- Work to do
Copy out every line exactly as given.

- Materials provided
▬▬▬

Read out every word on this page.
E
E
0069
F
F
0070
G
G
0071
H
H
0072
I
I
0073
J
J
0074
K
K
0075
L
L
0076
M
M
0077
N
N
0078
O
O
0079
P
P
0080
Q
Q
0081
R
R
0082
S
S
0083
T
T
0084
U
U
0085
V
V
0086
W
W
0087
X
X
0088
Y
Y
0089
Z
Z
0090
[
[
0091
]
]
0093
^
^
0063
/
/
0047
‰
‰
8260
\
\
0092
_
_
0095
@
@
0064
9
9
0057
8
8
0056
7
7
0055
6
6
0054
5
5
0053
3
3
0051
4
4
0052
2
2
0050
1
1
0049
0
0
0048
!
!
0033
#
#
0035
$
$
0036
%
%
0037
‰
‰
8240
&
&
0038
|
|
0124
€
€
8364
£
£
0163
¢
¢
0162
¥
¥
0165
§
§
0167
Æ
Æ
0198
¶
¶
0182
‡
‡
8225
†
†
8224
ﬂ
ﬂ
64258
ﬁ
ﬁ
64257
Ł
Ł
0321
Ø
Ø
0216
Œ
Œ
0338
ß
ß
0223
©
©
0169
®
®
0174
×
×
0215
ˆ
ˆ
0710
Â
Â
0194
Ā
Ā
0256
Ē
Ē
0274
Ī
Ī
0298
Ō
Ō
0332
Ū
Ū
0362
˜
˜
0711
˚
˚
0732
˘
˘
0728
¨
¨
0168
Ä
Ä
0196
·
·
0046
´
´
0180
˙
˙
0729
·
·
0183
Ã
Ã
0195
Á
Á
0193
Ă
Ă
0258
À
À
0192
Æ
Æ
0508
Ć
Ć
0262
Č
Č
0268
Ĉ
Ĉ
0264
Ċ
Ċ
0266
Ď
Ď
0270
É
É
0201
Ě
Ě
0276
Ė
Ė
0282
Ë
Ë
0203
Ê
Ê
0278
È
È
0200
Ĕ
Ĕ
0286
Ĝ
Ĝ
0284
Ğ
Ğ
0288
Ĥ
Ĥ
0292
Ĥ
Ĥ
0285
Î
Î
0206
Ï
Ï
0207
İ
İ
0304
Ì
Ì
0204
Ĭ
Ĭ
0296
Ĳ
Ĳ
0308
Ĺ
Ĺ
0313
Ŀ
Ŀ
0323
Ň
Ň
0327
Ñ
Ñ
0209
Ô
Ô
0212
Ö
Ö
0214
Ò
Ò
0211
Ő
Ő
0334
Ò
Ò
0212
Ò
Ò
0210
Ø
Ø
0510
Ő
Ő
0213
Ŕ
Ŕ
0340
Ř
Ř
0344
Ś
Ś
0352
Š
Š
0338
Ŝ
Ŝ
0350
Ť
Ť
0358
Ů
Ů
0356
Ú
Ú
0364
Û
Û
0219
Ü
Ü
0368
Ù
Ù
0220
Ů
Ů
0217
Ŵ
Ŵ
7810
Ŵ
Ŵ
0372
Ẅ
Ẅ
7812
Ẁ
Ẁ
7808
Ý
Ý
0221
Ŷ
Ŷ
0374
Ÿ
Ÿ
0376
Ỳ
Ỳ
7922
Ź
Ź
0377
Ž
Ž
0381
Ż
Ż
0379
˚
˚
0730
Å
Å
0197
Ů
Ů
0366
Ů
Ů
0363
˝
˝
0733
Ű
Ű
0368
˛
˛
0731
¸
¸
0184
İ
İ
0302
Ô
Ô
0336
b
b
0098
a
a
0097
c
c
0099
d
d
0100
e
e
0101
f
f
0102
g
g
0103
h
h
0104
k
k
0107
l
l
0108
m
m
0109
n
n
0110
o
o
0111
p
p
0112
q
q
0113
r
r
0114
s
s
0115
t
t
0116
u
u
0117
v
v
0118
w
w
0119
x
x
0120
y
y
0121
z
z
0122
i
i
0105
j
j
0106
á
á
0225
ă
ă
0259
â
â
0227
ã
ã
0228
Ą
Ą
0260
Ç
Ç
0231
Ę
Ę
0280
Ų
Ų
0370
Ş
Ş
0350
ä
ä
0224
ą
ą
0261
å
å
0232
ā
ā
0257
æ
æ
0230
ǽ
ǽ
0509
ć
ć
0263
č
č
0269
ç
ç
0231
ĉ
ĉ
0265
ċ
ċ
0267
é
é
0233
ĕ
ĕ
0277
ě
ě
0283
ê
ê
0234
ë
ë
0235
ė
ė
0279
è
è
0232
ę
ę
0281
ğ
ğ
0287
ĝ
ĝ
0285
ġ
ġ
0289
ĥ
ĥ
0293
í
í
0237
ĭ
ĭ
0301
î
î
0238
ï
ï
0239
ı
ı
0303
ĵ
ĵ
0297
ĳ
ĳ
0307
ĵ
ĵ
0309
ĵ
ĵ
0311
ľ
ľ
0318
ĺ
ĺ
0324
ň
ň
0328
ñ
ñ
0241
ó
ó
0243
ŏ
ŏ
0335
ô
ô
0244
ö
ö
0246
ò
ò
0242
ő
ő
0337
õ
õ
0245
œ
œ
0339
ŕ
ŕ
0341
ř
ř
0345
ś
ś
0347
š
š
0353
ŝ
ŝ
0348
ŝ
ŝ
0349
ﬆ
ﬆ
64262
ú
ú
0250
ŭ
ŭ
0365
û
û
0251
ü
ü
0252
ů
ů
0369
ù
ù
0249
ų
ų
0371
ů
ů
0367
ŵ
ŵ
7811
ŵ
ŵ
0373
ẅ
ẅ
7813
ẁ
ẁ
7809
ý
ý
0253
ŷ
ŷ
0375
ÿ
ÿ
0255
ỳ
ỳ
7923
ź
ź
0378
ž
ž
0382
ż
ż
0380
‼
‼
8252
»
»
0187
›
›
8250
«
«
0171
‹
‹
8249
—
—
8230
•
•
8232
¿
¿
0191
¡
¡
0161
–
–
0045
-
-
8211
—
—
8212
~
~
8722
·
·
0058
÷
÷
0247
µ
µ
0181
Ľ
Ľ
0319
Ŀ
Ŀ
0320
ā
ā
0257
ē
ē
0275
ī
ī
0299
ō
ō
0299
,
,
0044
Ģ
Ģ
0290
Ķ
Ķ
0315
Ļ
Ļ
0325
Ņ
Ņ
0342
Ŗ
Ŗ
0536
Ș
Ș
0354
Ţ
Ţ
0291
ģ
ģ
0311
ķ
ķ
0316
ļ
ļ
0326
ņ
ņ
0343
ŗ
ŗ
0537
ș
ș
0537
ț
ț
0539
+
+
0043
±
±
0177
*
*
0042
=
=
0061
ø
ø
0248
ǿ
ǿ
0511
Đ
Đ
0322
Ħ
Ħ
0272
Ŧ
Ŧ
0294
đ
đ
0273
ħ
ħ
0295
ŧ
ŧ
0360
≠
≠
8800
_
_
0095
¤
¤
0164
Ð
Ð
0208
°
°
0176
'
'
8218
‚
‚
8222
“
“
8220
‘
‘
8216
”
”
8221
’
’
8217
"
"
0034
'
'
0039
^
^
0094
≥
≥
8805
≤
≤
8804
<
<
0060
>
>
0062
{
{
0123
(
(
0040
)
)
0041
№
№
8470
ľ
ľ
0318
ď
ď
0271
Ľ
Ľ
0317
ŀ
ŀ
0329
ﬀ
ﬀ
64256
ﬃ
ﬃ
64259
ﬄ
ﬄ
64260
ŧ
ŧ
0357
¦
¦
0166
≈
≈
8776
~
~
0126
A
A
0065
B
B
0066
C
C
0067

▬▬▬

- Written reply
Read out every word on this page.
E
E
0069
F
F
0070
G
G
0071
H
H
0072
I
I
0073
J
J
0074
K
K
0075
L
L
0076
M
M
0077
N
N
0078
O
O
0079
P
P
0080
Q
Q
0081
R
R
0082
S
S
0083
T
T
0084
U
U
0085
V
V
0086
W
W
0087
X
X
0088
Y
Y
0089
Z
Z
0090
[
[
0091
]
]
0093
^
^
0063
/
/
0047
‰
‰
8260
\
\
0092
_
_
0095
@
@
0064
9
9
0057
8
8
0056
7
7
0055
6
6
0054
5
5
0053
3
3
0051
4
4
0052
2
2
0050
1
1
0049
0
0
0048
!
!
0033
#
#
0035
$
$
0036
%
%
0037
‰
‰
8240
&
&
0038
|
|
0124
€
€
8364
£
£
0163
¢
¢
0162
¥
¥
0165
§
§
0167
Æ
Æ
0198
¶
¶
0182
‡
‡
8225
†
†
8224
ﬂ
ﬂ
64258
ﬁ
ﬁ
64257
Ł
Ł
0321
Ø
Ø
0216
Œ
Œ
0338
ß
ß
0223
©
©
0169
®
®
0174
×
×
0215
ˆ
ˆ
0710
Â
Â
0194
Ā
Ā
0256
Ē
Ē
0274
Ī
Ī
0298
Ō
Ō
0332
Ū
Ū
0362
˜
˜
0711
˚
˚
0732
˘
˘
0728
¨
¨
0168
Ä
Ä
0196
·
·
0046
´
´
0180
˙
˙
0729
·
·
0183
Ã
Ã
0195
Á
Á
0193
Ă
Ă
0258
À
À
0192
Æ
Æ
0508
Ć
Ć
0262
Č
Č
0268
Ĉ
Ĉ
0264
Ċ
Ċ
0266
Ď
Ď
0270
É
É
0201
Ě
Ě
0276
Ė
Ė
0282
Ë
Ë
0203
Ê
Ê
0278
È
È
0200
Ĕ
Ĕ
0286
Ĝ
Ĝ
0284
Ğ
Ğ
0288
Ĥ
Ĥ
0292
Ĥ
Ĥ
0285
Î
Î
0206
Ï
Ï
0207
İ
İ
0304
Ì
Ì
0204
Ĭ
Ĭ
0296
Ĳ
Ĳ
0308
Ĺ
Ĺ
0313
Ŀ
Ŀ
0323
Ň
Ň
0327
Ñ
Ñ
0209
Ô
Ô
0212
Ö
Ö
0214
Ò
Ò
0211
Ő
Ő
0334
Ò
Ò
0212
Ò
Ò
0210
Ø
Ø
0510
Ő
Ő
0213
Ŕ
Ŕ
0340
Ř
Ř
0344
Ś
Ś
0352
Š
Š
0338
Ŝ
Ŝ
0350
Ť
Ť
0358
Ů
Ů
0356
Ú
Ú
0364
Û
Û
0219
Ü
Ü
0368
Ù
Ù
0220
Ů
Ů
0217
Ŵ
Ŵ
7810
Ŵ
Ŵ
0372
Ẅ
Ẅ
7812
Ẁ
Ẁ
7808
Ý
Ý
0221
Ŷ
Ŷ
0374
Ÿ
Ÿ
0376
Ỳ
Ỳ
7922
Ź
Ź
0377
Ž
Ž
0381
Ż
Ż
0379
˚
˚
0730
Å
Å
0197
Ů
Ů
0366
Ů
Ů
0363
˝
˝
0733
Ű
Ű
0368
˛
˛
0731
¸
¸
0184
İ
İ
0302
Ô
Ô
0336
b
b
0098
a
a
0097
c
c
0099
d
d
0100
e
e
0101
f
f
0102
g
g
0103
h
h
0104
k
k
0107
l
l
0108
m
m
0109
n
n
0110
o
o
0111
p
p
0112
q
q
0113
r
r
0114
s
s
0115
t
t
0116
u
u
0117
v
v
0118
w
w
0119
x
x
0120
y
y
0121
z
z
0122
i
i
0105
j
j
0106
á
á
0225
ă
ă
0259
â
â
0227
ã
ã
0228
Ą
Ą
0260
Ç
Ç
0231
Ę
Ę
0280
Ų
Ų
0370
Ş
Ş
0350
ä
ä
0224
ą
ą
0261
å
å
0232
ā
ā
0257
æ
æ
0230
ǽ
ǽ
0509
ć
ć
0263
č
č
0269
ç
ç
0231
ĉ
ĉ
0265
ċ
ċ
0267
é
é
0233
ĕ
ĕ
0277
ě
ě
0283
ê
ê
0234
ë
ë
0235
ė
ė
0279
è
è
0232
ę
ę
0281
ğ
ğ
0287
ĝ
ĝ
0285
ġ
ġ
0289
ĥ
ĥ
0293
í
í
0237
ĭ
ĭ
0301
î
î
0238
ï
ï
0239
ı
ı
0303
ĵ
ĵ
0297
ĳ
ĳ
0307
ĵ
ĵ
0309
ĵ
ĵ
0311
ľ
ľ
0318
ĺ
ĺ
0324
ň
ň
0328
ñ
ñ
0241
ó
ó
0243
ŏ
ŏ
0335
ô
ô
0244
ö
ö
0246
ò
ò
0242
ő
ő
0337
õ
õ
0245
œ
œ
0339
ŕ
ŕ
0341
ř
ř
0345
ś
ś
0347
š
š
0353
ŝ
ŝ
0348
ŝ
ŝ
0349
ﬆ
ﬆ
64262
ú
ú
0250
ŭ
ŭ
0365
û
û
0251
ü
ü
0252
ů
ů
0369
ù
ù
0249
ų
ų
0371
ů
ů
0367
ŵ
ŵ
7811
ŵ
ŵ
0373
ẅ
ẅ
7813
ẁ
ẁ
7809
ý
ý
0253
ŷ
ŷ
0375
ÿ
ÿ
0255
ỳ
ỳ
7923
ź
ź
0378
ž
ž
0382
ż
ż
0380
‼
‼
8252
»
»
0187
›
›
8250
«
«
0171
‹
‹
8249
—
—
8230
•
•
8232
¿
¿
0191
¡
¡
0161
–
–
0045
-
-
8211
—
—
8212
~
~
8722
·
·
0058
÷
÷
0247
µ
µ
0181
Ľ
Ľ
0319
Ŀ
Ŀ
0320
ā
ā
0257
ē
ē
0275
ī
ī
0299
ō
ō
0299
,
,
0044
Ģ
Ģ
0290
Ķ
Ķ
0315
Ļ
Ļ
0325
Ņ
Ņ
0342
Ŗ
Ŗ
0536
Ș
Ș
0354
Ţ
Ţ
0291
ģ
ģ
0311
ķ
ķ
0316
ļ
ļ
0326
ņ
ņ
0343
ŗ
ŗ
0537
ș
ș
0537
ț
ț
0539
+
+
0043
±
±
0177
*
*
0042
=
=
0061
ø
ø
0248
ǿ
ǿ
0511
Đ
Đ
0322
Ħ
Ħ
0272
Ŧ
Ŧ
0294
đ
đ
0273
ħ
ħ
0295
ŧ
ŧ
0360
≠
≠
8800
_
_
0095
¤
¤
0164
Ð
Ð
0208
°
°
0176
'
'
8218
‚
‚
8222
“
“
8220
‘
‘
8216
”
”
8221
’
’
8217
"
"
0034
'
'
0039
^
^
0094
≥
≥
8805
≤
≤
8804
<
<
0060
>
>
0062
{
{
0123
(
(
0040
)
)
0041
№
№
8470
ľ
ľ
0318
ď
ď
0271
Ľ
Ľ
0317
ŀ
ŀ
0329
ﬀ
ﬀ
64256
ﬃ
ﬃ
64259
ﬄ
ﬄ
64260
ŧ
ŧ
0357
¦
¦
0166
≈
≈
8776
~
~
0126
A
A
0065
B
B
0066
C
C
0067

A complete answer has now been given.